Figure record extracts ▸
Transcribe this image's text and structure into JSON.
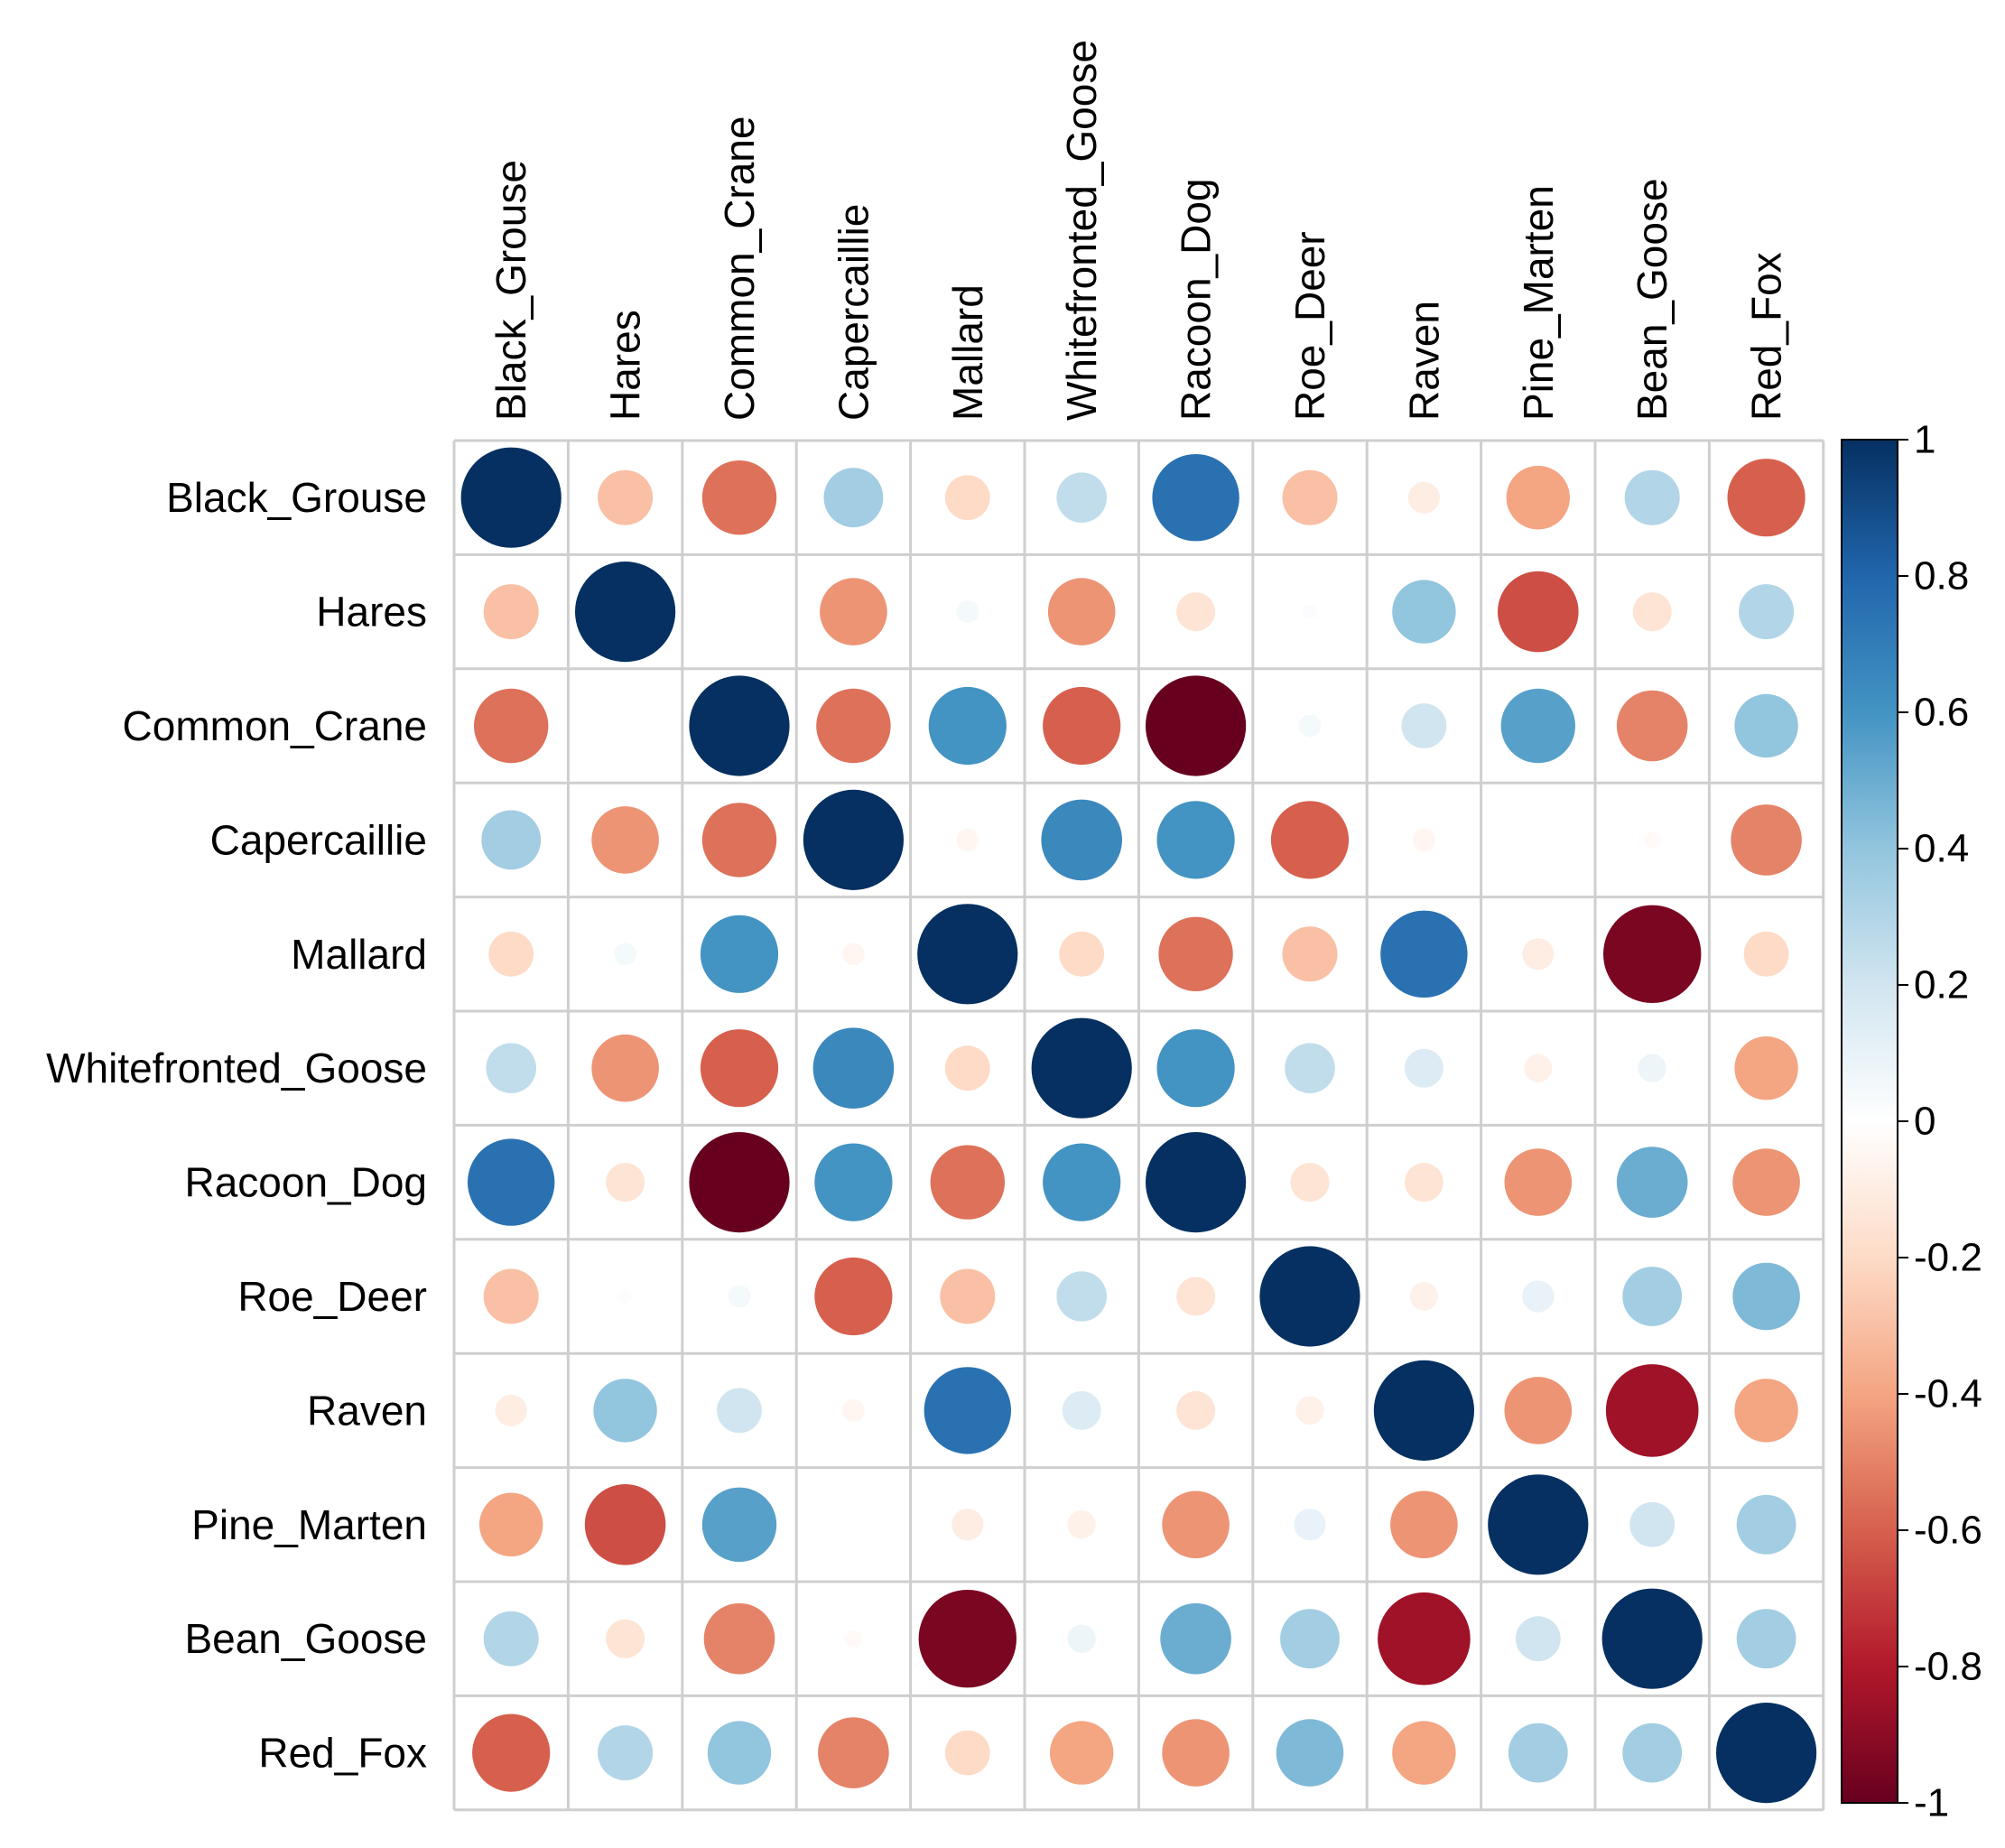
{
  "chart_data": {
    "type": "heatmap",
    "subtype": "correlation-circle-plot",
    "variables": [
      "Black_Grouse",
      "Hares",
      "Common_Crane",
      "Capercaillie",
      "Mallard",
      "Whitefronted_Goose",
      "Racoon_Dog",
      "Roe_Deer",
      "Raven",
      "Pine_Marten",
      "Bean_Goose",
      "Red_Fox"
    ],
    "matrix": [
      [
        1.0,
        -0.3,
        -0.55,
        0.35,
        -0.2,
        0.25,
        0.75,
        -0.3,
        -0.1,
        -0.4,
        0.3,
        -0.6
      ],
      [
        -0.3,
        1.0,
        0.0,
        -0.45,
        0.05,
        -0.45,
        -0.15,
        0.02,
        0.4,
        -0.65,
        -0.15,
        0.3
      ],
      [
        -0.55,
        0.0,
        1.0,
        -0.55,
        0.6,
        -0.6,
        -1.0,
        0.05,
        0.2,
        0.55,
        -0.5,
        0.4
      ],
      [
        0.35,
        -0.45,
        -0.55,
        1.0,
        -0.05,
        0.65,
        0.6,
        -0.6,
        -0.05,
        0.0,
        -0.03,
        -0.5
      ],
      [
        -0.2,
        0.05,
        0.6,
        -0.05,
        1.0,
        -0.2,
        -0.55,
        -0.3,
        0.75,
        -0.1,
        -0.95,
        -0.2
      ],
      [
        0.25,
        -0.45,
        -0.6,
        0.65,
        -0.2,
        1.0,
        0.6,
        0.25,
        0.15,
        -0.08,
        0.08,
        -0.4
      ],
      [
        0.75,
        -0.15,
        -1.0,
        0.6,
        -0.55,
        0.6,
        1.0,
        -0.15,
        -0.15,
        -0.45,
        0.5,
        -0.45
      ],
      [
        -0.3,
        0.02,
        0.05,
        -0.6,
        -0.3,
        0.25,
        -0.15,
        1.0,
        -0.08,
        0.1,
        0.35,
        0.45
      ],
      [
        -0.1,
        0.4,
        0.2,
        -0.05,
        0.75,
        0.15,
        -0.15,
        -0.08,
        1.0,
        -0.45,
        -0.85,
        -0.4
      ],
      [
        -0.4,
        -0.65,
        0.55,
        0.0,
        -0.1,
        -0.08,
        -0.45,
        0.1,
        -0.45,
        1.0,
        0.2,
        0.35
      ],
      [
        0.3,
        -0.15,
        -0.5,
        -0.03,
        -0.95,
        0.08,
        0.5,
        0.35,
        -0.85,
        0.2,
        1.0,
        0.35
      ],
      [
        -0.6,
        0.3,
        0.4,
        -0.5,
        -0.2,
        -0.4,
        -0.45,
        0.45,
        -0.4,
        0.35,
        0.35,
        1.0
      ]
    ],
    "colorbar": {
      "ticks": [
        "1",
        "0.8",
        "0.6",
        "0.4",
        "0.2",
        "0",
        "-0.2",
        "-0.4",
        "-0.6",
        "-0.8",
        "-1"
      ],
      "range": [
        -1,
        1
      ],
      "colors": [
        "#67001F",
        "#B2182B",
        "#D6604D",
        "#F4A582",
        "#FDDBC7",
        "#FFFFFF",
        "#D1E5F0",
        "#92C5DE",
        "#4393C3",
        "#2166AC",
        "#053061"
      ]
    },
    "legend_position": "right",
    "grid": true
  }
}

==

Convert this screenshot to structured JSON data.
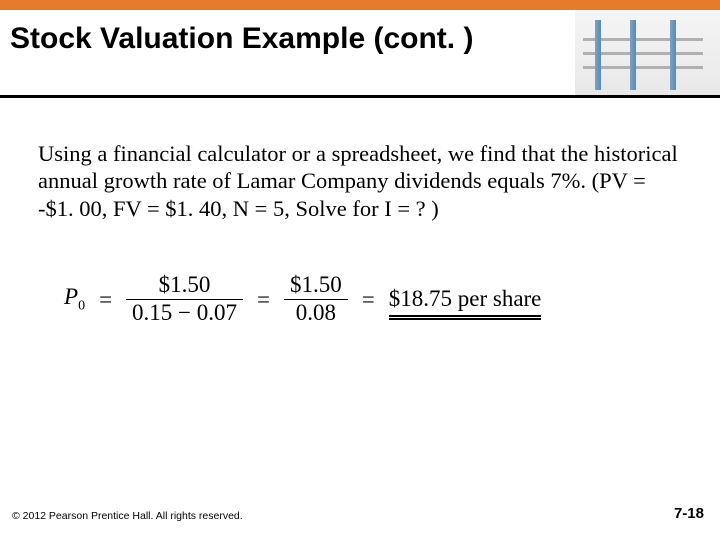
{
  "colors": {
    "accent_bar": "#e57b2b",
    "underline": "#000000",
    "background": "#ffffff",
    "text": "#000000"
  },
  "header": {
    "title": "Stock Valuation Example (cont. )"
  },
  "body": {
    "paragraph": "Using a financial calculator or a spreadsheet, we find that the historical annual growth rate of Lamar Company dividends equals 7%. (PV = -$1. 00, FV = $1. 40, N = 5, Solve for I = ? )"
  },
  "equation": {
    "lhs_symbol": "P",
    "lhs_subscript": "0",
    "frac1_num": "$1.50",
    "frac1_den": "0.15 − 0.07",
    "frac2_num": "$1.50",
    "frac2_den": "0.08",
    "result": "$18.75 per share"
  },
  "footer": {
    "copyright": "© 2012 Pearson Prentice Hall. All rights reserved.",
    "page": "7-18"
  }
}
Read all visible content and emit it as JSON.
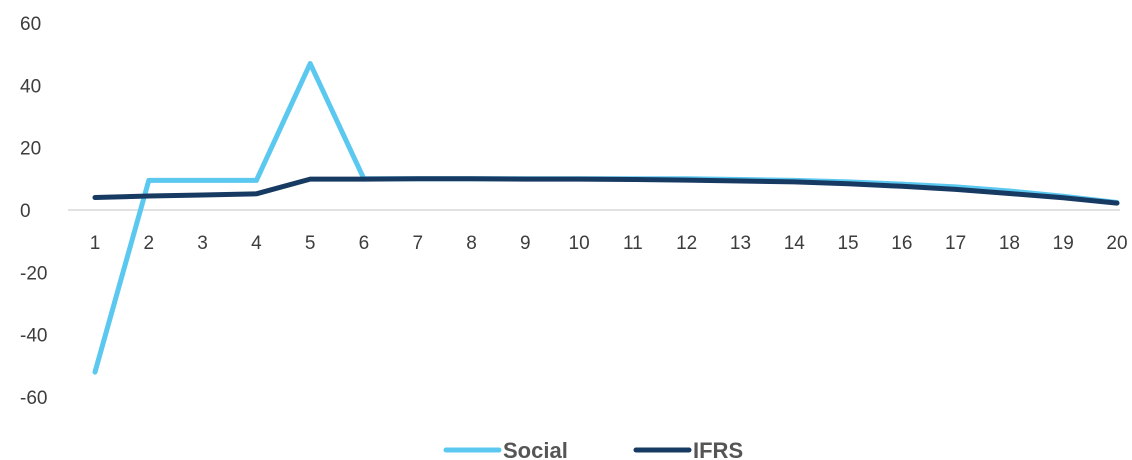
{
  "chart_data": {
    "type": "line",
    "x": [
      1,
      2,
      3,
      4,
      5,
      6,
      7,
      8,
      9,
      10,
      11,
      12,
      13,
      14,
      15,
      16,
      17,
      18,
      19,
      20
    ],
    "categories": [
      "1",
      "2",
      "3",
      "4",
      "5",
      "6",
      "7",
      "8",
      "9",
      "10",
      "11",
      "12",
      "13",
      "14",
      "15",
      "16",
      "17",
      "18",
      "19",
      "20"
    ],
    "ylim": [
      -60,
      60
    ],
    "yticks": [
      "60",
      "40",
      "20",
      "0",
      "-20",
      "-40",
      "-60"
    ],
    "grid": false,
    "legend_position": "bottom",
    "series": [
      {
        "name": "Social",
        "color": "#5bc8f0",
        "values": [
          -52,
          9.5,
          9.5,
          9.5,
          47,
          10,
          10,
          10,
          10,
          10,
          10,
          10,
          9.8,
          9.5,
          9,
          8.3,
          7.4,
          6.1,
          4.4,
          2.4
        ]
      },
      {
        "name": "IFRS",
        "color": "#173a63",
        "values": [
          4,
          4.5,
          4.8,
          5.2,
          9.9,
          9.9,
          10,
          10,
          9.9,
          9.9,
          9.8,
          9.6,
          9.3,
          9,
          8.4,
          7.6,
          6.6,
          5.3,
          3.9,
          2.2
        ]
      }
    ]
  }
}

What you are asked to do ▸
Each line with the string "JSON" in it needs to be found and copied.

Response below ▸
Transcribe this image's text and structure into JSON.
Convert this screenshot to structured JSON data.
Read all visible content and emit it as JSON.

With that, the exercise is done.